WHAT TO WORK ON: Can you print the data exactly and leave out each image?

[Saved data entries]
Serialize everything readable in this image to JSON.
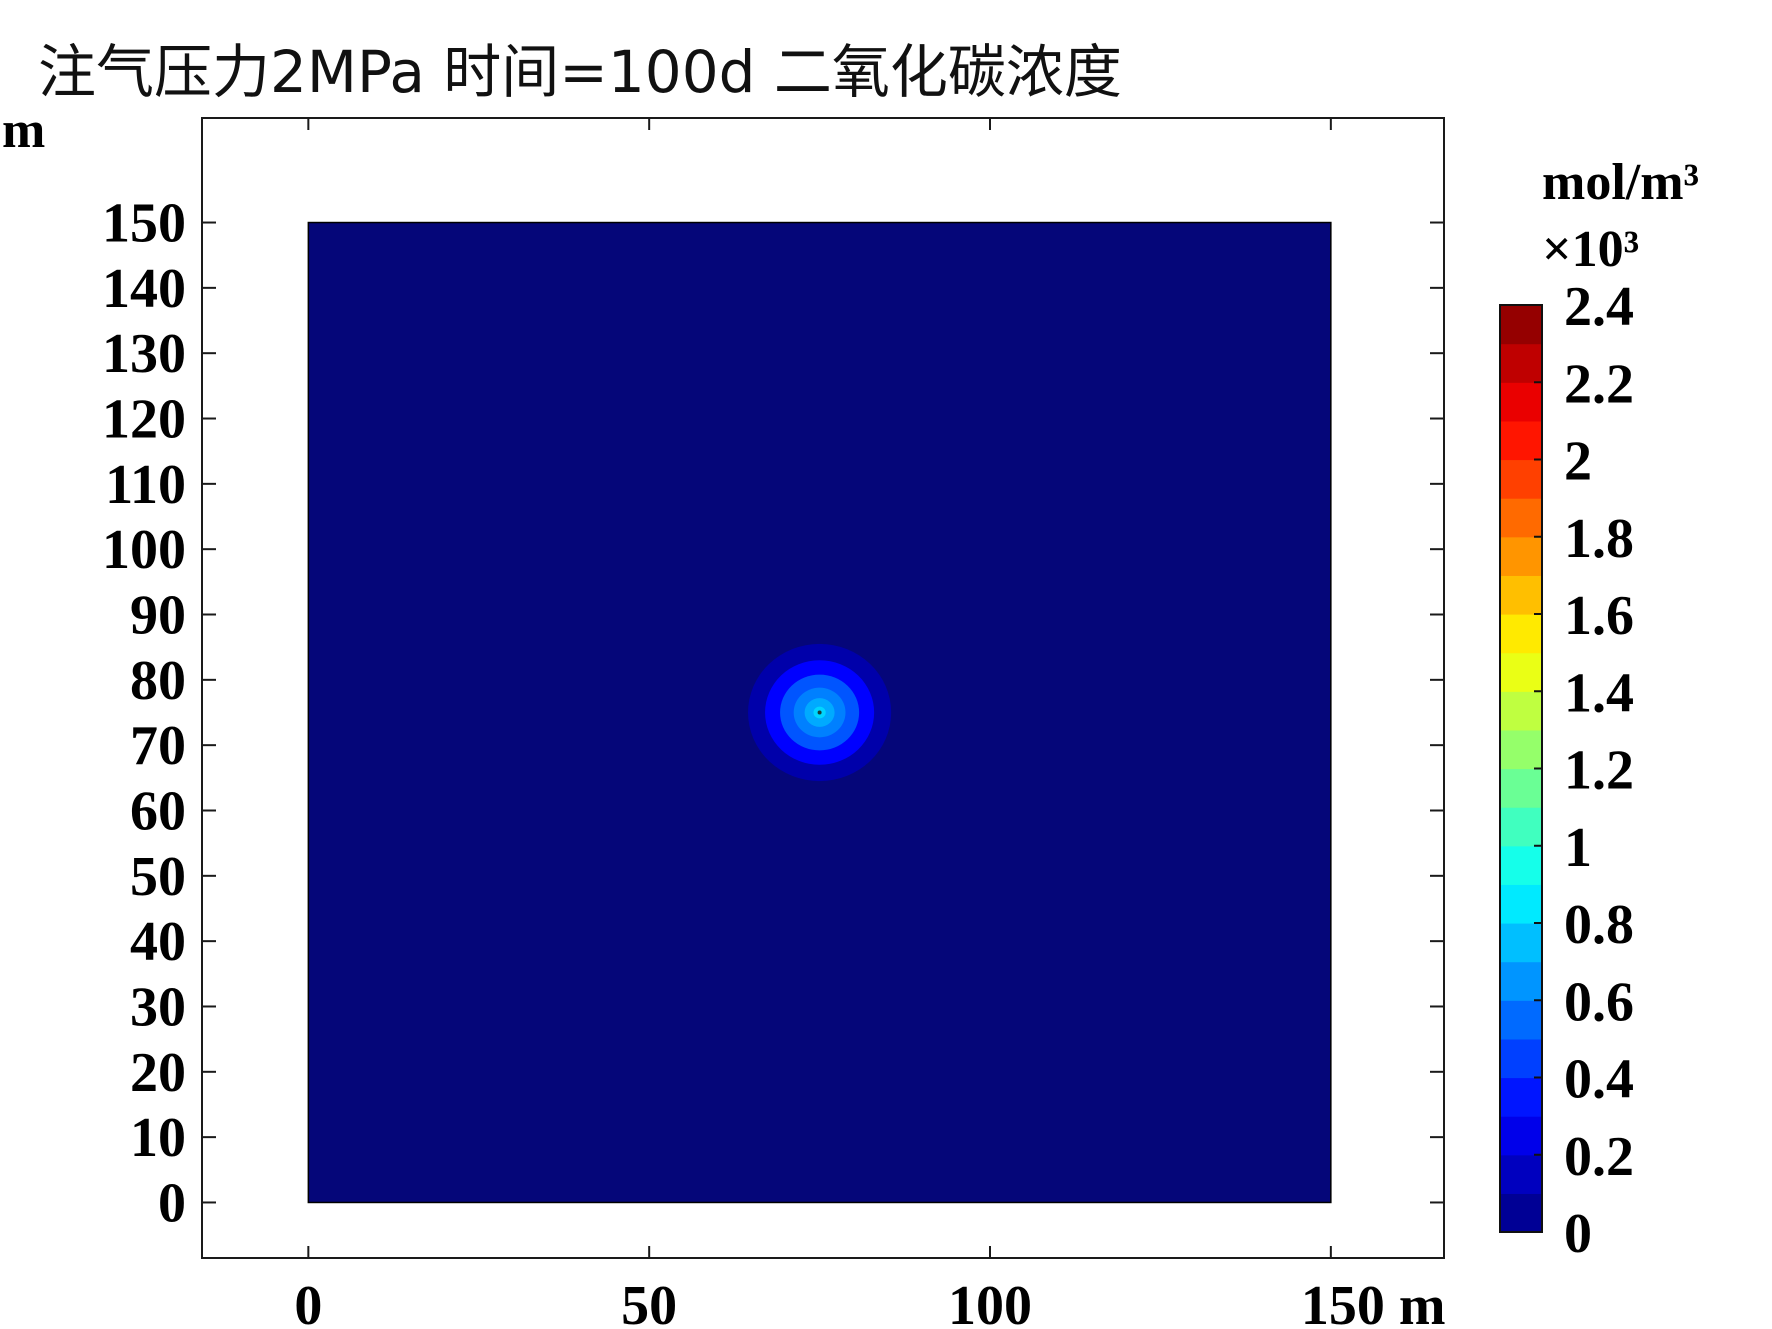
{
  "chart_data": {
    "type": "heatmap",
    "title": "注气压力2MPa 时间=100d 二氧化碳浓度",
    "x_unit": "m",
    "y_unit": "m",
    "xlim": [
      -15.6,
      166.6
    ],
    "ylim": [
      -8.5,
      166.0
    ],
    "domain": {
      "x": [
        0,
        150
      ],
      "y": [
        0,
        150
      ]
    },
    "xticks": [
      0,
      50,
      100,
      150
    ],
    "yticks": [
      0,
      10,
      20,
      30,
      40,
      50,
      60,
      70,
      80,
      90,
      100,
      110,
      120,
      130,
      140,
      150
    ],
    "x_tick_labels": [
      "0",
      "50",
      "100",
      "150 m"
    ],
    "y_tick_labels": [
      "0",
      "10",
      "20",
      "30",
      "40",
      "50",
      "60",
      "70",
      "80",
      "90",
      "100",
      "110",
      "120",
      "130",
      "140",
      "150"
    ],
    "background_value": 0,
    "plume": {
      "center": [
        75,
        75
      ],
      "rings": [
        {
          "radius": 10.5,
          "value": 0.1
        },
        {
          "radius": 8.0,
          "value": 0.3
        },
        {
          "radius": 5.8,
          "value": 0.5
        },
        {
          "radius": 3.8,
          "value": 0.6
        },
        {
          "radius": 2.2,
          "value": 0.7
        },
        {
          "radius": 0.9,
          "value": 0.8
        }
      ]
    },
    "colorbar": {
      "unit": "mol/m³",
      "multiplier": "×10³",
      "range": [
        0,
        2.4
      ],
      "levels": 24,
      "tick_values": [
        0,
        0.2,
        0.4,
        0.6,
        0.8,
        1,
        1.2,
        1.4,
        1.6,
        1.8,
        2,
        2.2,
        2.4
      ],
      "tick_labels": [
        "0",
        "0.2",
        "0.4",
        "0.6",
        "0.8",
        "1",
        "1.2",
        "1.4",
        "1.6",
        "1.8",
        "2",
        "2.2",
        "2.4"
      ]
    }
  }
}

RESULT:
Serialize everything readable in this image to JSON.
{
  "chart_data": {
    "type": "heatmap",
    "title": "注气压力2MPa 时间=100d 二氧化碳浓度",
    "x_unit": "m",
    "y_unit": "m",
    "xlim": [
      -15.6,
      166.6
    ],
    "ylim": [
      -8.5,
      166.0
    ],
    "domain": {
      "x": [
        0,
        150
      ],
      "y": [
        0,
        150
      ]
    },
    "xticks": [
      0,
      50,
      100,
      150
    ],
    "yticks": [
      0,
      10,
      20,
      30,
      40,
      50,
      60,
      70,
      80,
      90,
      100,
      110,
      120,
      130,
      140,
      150
    ],
    "x_tick_labels": [
      "0",
      "50",
      "100",
      "150 m"
    ],
    "y_tick_labels": [
      "0",
      "10",
      "20",
      "30",
      "40",
      "50",
      "60",
      "70",
      "80",
      "90",
      "100",
      "110",
      "120",
      "130",
      "140",
      "150"
    ],
    "background_value": 0,
    "plume": {
      "center": [
        75,
        75
      ],
      "rings": [
        {
          "radius": 10.5,
          "value": 0.1
        },
        {
          "radius": 8.0,
          "value": 0.3
        },
        {
          "radius": 5.8,
          "value": 0.5
        },
        {
          "radius": 3.8,
          "value": 0.6
        },
        {
          "radius": 2.2,
          "value": 0.7
        },
        {
          "radius": 0.9,
          "value": 0.8
        }
      ]
    },
    "colorbar": {
      "unit": "mol/m³",
      "multiplier": "×10³",
      "range": [
        0,
        2.4
      ],
      "levels": 24,
      "tick_values": [
        0,
        0.2,
        0.4,
        0.6,
        0.8,
        1,
        1.2,
        1.4,
        1.6,
        1.8,
        2,
        2.2,
        2.4
      ],
      "tick_labels": [
        "0",
        "0.2",
        "0.4",
        "0.6",
        "0.8",
        "1",
        "1.2",
        "1.4",
        "1.6",
        "1.8",
        "2",
        "2.2",
        "2.4"
      ]
    }
  }
}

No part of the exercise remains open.